Challenge
Please write out the following data line for line, with no changes.

Input material
▼
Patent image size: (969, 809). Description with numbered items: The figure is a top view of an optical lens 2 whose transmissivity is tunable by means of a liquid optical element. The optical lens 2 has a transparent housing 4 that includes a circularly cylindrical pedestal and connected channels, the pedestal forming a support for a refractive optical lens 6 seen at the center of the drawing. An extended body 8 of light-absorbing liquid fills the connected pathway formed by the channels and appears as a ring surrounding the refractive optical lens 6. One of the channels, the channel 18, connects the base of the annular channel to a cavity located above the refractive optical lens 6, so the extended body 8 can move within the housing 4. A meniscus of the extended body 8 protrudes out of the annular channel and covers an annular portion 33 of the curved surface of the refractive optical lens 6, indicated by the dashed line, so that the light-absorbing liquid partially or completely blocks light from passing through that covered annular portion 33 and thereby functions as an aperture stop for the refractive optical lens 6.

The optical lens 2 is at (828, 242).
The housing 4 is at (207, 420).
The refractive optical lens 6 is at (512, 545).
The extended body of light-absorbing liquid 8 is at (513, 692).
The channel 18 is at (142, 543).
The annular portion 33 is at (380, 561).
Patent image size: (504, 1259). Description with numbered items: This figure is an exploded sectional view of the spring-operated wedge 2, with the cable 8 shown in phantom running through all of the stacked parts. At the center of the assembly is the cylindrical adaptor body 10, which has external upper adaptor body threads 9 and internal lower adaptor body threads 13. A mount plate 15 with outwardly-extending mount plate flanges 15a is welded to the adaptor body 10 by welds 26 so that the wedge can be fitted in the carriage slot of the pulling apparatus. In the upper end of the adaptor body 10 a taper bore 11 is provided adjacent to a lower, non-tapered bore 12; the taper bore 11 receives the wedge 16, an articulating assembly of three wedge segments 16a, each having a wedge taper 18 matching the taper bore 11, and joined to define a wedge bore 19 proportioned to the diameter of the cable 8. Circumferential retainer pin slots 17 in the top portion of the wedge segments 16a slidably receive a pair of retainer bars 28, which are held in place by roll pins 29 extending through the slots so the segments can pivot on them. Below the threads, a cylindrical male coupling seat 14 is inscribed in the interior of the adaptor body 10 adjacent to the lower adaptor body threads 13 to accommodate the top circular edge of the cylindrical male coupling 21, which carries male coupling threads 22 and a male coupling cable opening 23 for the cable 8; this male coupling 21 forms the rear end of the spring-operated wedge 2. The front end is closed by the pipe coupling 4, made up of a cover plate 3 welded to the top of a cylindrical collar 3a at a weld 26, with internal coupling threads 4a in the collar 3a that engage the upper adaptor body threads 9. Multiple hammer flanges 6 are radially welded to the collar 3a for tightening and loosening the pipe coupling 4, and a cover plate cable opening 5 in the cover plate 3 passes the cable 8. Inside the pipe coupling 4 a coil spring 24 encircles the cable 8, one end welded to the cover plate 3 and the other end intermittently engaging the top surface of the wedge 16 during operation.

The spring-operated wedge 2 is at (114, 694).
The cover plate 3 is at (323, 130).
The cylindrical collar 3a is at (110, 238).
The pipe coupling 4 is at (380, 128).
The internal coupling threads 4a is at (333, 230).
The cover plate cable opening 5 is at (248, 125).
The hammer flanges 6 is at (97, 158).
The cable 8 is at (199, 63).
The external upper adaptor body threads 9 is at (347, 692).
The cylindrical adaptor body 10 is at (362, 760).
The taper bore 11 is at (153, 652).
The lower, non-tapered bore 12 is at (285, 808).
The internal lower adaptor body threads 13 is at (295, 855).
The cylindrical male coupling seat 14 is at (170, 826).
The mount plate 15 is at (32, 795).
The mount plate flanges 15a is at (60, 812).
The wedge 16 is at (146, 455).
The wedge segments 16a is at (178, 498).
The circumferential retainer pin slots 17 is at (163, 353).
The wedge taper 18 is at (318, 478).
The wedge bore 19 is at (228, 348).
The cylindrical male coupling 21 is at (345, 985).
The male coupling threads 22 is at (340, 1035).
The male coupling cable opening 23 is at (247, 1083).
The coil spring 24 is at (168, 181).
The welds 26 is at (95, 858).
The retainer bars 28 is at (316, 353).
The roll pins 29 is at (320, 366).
▲
Output of the exercise
Patent image size: (969, 809). Description with numbered items: The figure is a top view of an optical lens 2 whose transmissivity is tunable by means of a liquid optical element. The optical lens 2 has a transparent housing 4 that includes a circularly cylindrical pedestal and connected channels, the pedestal forming a support for a refractive optical lens 6 seen at the center of the drawing. An extended body 8 of light-absorbing liquid fills the connected pathway formed by the channels and appears as a ring surrounding the refractive optical lens 6. One of the channels, the channel 18, connects the base of the annular channel to a cavity located above the refractive optical lens 6, so the extended body 8 can move within the housing 4. A meniscus of the extended body 8 protrudes out of the annular channel and covers an annular portion 33 of the curved surface of the refractive optical lens 6, indicated by the dashed line, so that the light-absorbing liquid partially or completely blocks light from passing through that covered annular portion 33 and thereby functions as an aperture stop for the refractive optical lens 6.

The optical lens 2 is at (828, 242).
The housing 4 is at (207, 420).
The refractive optical lens 6 is at (512, 545).
The extended body of light-absorbing liquid 8 is at (513, 692).
The channel 18 is at (142, 543).
The annular portion 33 is at (380, 561).
Patent image size: (504, 1259). Description with numbered items: This figure is an exploded sectional view of the spring-operated wedge 2, with the cable 8 shown in phantom running through all of the stacked parts. At the center of the assembly is the cylindrical adaptor body 10, which has external upper adaptor body threads 9 and internal lower adaptor body threads 13. A mount plate 15 with outwardly-extending mount plate flanges 15a is welded to the adaptor body 10 by welds 26 so that the wedge can be fitted in the carriage slot of the pulling apparatus. In the upper end of the adaptor body 10 a taper bore 11 is provided adjacent to a lower, non-tapered bore 12; the taper bore 11 receives the wedge 16, an articulating assembly of three wedge segments 16a, each having a wedge taper 18 matching the taper bore 11, and joined to define a wedge bore 19 proportioned to the diameter of the cable 8. Circumferential retainer pin slots 17 in the top portion of the wedge segments 16a slidably receive a pair of retainer bars 28, which are held in place by roll pins 29 extending through the slots so the segments can pivot on them. Below the threads, a cylindrical male coupling seat 14 is inscribed in the interior of the adaptor body 10 adjacent to the lower adaptor body threads 13 to accommodate the top circular edge of the cylindrical male coupling 21, which carries male coupling threads 22 and a male coupling cable opening 23 for the cable 8; this male coupling 21 forms the rear end of the spring-operated wedge 2. The front end is closed by the pipe coupling 4, made up of a cover plate 3 welded to the top of a cylindrical collar 3a at a weld 26, with internal coupling threads 4a in the collar 3a that engage the upper adaptor body threads 9. Multiple hammer flanges 6 are radially welded to the collar 3a for tightening and loosening the pipe coupling 4, and a cover plate cable opening 5 in the cover plate 3 passes the cable 8. Inside the pipe coupling 4 a coil spring 24 encircles the cable 8, one end welded to the cover plate 3 and the other end intermittently engaging the top surface of the wedge 16 during operation.

The spring-operated wedge 2 is at (114, 694).
The cover plate 3 is at (323, 130).
The cylindrical collar 3a is at (110, 238).
The pipe coupling 4 is at (380, 128).
The internal coupling threads 4a is at (333, 230).
The cover plate cable opening 5 is at (248, 125).
The hammer flanges 6 is at (97, 158).
The cable 8 is at (199, 63).
The external upper adaptor body threads 9 is at (347, 692).
The cylindrical adaptor body 10 is at (362, 760).
The taper bore 11 is at (153, 652).
The lower, non-tapered bore 12 is at (285, 808).
The internal lower adaptor body threads 13 is at (295, 855).
The cylindrical male coupling seat 14 is at (170, 826).
The mount plate 15 is at (32, 795).
The mount plate flanges 15a is at (60, 812).
The wedge 16 is at (146, 455).
The wedge segments 16a is at (178, 498).
The circumferential retainer pin slots 17 is at (163, 353).
The wedge taper 18 is at (318, 478).
The wedge bore 19 is at (228, 348).
The cylindrical male coupling 21 is at (345, 985).
The male coupling threads 22 is at (340, 1035).
The male coupling cable opening 23 is at (247, 1083).
The coil spring 24 is at (168, 181).
The welds 26 is at (95, 858).
The retainer bars 28 is at (316, 353).
The roll pins 29 is at (320, 366).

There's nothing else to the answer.